(Stored items)
|---|
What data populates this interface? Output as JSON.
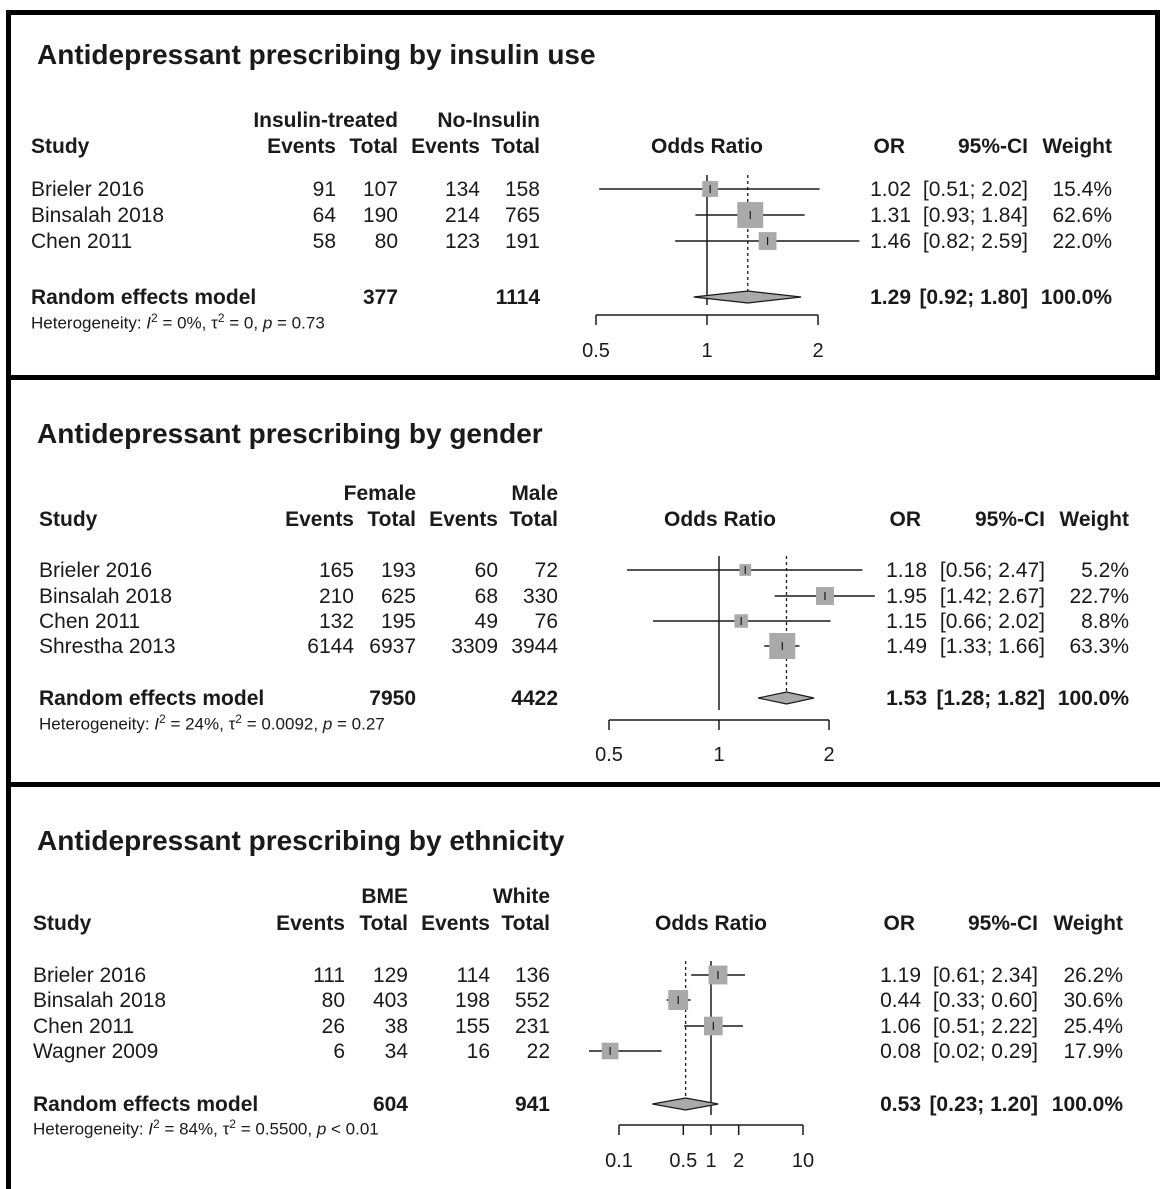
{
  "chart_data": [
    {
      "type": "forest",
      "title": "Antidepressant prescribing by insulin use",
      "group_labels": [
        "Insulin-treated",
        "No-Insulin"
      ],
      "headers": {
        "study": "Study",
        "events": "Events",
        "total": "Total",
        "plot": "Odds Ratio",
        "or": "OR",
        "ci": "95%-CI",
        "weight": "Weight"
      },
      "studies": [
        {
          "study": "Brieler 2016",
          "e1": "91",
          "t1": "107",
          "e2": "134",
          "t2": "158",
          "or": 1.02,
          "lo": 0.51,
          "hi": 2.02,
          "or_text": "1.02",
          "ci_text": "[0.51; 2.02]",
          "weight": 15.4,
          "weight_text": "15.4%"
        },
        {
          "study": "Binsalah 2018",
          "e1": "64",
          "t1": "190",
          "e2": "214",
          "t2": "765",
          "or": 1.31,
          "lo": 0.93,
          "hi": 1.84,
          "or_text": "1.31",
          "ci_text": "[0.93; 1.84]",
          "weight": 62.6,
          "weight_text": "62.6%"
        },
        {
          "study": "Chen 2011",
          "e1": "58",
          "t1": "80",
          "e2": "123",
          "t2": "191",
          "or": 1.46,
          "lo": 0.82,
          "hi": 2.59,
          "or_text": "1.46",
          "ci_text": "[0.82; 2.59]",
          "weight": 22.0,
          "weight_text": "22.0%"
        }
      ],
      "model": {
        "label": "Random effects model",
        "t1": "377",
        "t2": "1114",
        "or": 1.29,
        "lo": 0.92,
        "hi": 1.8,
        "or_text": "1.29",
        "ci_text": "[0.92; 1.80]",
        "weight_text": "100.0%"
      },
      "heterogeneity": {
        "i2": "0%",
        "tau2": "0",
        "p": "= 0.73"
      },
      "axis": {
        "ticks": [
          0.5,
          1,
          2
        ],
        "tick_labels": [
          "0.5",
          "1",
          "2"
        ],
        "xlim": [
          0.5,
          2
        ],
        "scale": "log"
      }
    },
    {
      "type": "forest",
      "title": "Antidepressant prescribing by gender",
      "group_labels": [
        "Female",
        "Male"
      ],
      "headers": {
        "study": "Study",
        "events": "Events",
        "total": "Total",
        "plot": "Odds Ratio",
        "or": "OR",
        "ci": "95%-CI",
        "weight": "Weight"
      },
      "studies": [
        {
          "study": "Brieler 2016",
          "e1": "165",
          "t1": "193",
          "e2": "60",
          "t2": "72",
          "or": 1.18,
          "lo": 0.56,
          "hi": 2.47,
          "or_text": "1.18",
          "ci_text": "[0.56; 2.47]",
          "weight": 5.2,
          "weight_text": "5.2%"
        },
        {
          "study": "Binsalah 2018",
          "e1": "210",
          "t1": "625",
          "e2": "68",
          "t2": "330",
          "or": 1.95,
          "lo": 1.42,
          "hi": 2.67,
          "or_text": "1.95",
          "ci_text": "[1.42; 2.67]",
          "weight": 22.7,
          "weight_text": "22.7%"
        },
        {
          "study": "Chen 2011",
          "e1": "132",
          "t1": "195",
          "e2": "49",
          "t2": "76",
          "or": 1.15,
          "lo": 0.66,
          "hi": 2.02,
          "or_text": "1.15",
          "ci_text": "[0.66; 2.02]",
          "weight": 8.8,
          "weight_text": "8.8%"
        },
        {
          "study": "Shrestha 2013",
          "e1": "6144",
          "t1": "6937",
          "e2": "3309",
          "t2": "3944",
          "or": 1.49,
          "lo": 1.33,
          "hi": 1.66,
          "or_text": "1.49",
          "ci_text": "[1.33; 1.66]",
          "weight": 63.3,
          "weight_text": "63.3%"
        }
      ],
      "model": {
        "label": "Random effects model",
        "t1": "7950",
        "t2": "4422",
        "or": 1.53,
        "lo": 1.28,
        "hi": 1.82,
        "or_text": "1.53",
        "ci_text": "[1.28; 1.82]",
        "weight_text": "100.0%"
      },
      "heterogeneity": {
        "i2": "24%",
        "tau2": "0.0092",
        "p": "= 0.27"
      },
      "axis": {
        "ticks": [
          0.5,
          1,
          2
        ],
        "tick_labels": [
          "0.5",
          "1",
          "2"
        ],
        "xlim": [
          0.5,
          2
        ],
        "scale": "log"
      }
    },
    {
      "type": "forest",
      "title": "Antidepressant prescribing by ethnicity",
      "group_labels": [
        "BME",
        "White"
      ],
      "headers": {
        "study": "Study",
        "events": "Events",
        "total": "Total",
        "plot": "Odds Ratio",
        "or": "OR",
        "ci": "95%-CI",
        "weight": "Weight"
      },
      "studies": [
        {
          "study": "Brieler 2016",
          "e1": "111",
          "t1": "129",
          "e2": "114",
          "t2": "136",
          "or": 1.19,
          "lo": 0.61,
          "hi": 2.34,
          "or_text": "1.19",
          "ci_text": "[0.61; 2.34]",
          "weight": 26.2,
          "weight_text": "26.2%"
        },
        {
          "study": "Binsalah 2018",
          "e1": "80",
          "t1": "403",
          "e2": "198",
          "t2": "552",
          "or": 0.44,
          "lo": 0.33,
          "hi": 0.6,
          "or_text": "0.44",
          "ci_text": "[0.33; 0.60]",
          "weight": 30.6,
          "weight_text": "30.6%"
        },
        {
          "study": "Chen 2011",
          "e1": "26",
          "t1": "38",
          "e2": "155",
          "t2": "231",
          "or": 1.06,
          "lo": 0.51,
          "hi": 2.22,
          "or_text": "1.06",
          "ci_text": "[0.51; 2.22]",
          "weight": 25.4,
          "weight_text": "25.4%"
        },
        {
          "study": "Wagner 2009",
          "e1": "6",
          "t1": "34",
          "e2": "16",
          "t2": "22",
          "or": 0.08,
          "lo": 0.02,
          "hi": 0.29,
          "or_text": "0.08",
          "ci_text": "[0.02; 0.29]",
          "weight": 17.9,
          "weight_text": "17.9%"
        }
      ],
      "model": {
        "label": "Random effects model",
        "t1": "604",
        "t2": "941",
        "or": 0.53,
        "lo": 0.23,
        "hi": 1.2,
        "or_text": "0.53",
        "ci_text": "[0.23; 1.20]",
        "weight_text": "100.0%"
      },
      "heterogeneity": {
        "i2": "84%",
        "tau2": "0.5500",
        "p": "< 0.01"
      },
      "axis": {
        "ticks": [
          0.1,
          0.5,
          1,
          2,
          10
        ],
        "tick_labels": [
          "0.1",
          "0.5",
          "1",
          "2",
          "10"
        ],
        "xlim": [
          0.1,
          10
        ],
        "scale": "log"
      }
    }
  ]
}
|---|
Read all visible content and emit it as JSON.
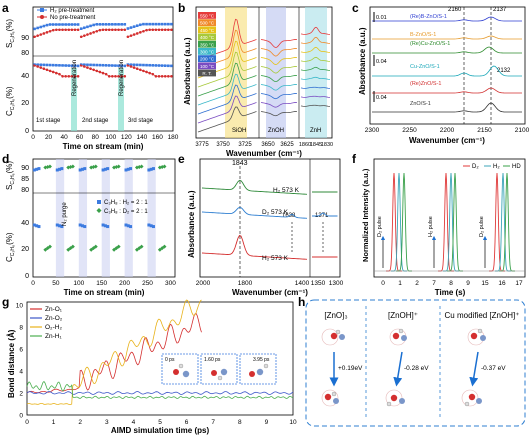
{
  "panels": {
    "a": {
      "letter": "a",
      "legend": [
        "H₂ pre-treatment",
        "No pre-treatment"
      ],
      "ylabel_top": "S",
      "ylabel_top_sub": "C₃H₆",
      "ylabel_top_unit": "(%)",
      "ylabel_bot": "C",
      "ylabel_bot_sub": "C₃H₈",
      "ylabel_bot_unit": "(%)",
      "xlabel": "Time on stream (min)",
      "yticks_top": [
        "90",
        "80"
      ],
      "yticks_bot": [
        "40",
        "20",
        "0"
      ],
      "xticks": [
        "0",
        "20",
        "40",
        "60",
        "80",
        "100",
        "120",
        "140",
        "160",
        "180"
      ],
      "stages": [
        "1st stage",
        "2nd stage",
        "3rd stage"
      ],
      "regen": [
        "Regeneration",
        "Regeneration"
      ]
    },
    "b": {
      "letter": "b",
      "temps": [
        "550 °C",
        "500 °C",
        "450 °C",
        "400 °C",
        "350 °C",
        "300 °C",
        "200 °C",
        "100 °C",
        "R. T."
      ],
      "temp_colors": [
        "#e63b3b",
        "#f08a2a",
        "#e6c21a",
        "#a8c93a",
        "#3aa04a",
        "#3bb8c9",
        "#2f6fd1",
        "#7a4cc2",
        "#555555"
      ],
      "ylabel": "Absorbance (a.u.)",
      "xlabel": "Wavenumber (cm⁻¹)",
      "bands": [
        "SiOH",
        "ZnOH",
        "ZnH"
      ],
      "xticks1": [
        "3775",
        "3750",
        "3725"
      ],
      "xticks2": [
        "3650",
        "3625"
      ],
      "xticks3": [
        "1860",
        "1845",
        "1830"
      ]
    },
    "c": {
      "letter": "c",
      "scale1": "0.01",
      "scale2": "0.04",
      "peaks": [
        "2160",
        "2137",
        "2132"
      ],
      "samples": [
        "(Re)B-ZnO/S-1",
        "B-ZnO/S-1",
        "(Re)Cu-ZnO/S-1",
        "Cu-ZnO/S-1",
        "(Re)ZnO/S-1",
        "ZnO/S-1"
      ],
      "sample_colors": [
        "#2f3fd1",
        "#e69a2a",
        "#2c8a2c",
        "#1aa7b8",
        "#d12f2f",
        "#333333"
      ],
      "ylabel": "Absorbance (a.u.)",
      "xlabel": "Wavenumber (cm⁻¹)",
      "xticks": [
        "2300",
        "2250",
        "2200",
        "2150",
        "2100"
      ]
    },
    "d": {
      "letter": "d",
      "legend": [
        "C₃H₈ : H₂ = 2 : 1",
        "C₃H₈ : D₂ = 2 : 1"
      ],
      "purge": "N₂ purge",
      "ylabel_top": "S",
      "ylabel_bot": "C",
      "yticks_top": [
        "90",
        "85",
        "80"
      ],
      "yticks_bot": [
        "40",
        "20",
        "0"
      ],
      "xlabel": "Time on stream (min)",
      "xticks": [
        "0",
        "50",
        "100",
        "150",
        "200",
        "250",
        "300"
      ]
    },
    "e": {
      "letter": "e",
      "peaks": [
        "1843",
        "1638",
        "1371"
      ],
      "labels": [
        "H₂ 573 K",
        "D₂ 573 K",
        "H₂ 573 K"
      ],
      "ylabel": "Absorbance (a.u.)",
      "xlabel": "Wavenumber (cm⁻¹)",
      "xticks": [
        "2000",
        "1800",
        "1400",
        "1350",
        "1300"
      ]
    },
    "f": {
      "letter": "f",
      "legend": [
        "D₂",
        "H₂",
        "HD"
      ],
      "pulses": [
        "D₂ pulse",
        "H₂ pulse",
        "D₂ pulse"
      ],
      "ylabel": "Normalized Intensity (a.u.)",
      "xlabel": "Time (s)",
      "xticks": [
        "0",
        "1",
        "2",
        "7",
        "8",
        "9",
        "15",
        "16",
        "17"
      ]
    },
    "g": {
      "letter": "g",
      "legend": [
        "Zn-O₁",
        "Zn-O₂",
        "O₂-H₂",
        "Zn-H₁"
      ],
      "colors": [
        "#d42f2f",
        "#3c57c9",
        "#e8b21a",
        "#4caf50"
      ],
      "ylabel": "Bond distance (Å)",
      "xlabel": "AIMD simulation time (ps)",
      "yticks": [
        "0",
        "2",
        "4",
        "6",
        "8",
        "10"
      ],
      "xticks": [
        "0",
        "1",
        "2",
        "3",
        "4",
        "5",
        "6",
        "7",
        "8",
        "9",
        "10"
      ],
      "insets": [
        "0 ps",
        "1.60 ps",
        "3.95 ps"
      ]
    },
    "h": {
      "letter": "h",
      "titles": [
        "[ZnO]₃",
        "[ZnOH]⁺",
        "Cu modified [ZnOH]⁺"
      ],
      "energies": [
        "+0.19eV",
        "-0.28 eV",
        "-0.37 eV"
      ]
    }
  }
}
|---|
[Your goal] Collect the lines that hold "Antidepressant".

[Task result]
      "title": "Antidepressant prescribing by insulin use",
      "title": "Antidepressant prescribing by gender",
      "title": "Antidepressant prescribing by ethnicity",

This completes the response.